begin Raw records

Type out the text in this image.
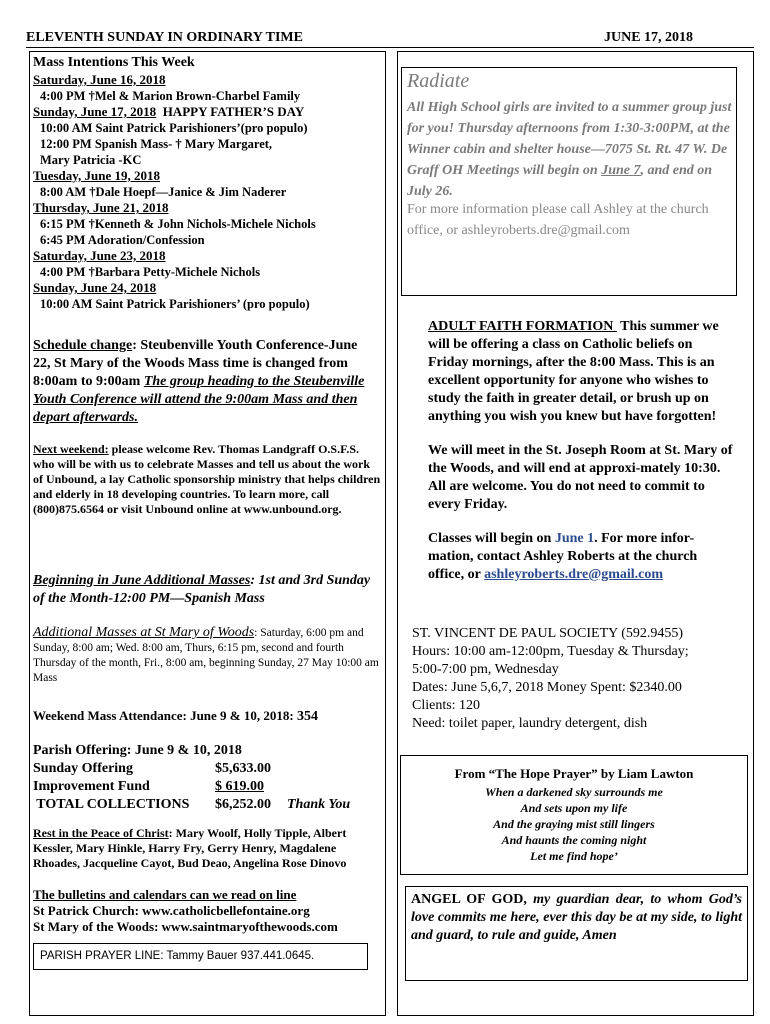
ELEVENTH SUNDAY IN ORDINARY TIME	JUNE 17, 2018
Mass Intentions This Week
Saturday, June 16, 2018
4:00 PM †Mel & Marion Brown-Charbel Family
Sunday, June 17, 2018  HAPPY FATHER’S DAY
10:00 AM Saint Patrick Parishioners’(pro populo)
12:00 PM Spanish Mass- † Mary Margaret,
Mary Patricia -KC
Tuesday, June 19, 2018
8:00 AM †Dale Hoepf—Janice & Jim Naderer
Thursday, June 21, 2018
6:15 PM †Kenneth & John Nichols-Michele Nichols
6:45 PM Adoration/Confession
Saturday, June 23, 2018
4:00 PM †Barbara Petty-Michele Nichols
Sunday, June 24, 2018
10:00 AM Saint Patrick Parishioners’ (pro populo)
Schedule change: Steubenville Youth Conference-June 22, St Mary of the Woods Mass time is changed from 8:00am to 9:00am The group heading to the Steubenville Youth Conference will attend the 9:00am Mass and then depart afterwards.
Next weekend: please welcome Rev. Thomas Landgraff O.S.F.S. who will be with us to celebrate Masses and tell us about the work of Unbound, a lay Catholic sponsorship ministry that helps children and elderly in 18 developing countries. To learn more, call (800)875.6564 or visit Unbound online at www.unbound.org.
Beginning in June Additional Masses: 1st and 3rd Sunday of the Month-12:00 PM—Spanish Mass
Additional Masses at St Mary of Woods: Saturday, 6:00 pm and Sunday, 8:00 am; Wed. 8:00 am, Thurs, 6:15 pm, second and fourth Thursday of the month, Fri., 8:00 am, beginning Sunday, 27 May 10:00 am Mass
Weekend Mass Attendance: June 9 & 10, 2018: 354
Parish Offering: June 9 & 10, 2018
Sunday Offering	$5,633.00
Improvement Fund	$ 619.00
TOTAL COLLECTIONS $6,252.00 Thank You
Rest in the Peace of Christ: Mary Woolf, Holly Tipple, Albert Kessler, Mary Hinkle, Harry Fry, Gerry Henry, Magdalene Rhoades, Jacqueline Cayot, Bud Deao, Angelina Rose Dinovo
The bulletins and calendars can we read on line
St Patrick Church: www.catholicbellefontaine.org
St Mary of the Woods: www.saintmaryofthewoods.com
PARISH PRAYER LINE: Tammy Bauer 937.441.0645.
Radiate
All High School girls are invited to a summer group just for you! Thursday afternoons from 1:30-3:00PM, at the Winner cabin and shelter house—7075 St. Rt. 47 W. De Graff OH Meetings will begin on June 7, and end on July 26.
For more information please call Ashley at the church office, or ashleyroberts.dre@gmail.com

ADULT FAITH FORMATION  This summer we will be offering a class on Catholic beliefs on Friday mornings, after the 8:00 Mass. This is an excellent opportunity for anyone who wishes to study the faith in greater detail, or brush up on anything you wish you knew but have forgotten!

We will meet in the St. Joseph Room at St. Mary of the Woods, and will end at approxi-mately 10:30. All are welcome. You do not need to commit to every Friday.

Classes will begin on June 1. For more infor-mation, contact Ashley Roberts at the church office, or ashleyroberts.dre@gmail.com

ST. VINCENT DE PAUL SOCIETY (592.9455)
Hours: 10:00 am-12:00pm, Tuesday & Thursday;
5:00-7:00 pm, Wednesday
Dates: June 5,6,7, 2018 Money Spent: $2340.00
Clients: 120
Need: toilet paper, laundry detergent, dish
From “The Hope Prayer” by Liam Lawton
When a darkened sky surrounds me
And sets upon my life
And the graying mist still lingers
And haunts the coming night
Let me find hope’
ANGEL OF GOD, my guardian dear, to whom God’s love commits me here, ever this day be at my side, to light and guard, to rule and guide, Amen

end Raw records

**Task requirements**
All lines that include "Woods" are to be gathered and copied.

**Output of the task**
Schedule change: Steubenville Youth Conference-June 22, St Mary of the Woods Mass time is changed from 8:00am to 9:00am The group heading to the Steubenville Youth Conference will attend the 9:00am Mass and then depart afterwards.
Additional Masses at St Mary of Woods: Saturday, 6:00 pm and Sunday, 8:00 am; Wed. 8:00 am, Thurs, 6:15 pm, second and fourth Thursday of the month, Fri., 8:00 am, beginning Sunday, 27 May 10:00 am Mass
St Mary of the Woods: www.saintmaryofthewoods.com
We will meet in the St. Joseph Room at St. Mary of the Woods, and will end at approxi-mately 10:30. All are welcome. You do not need to commit to every Friday.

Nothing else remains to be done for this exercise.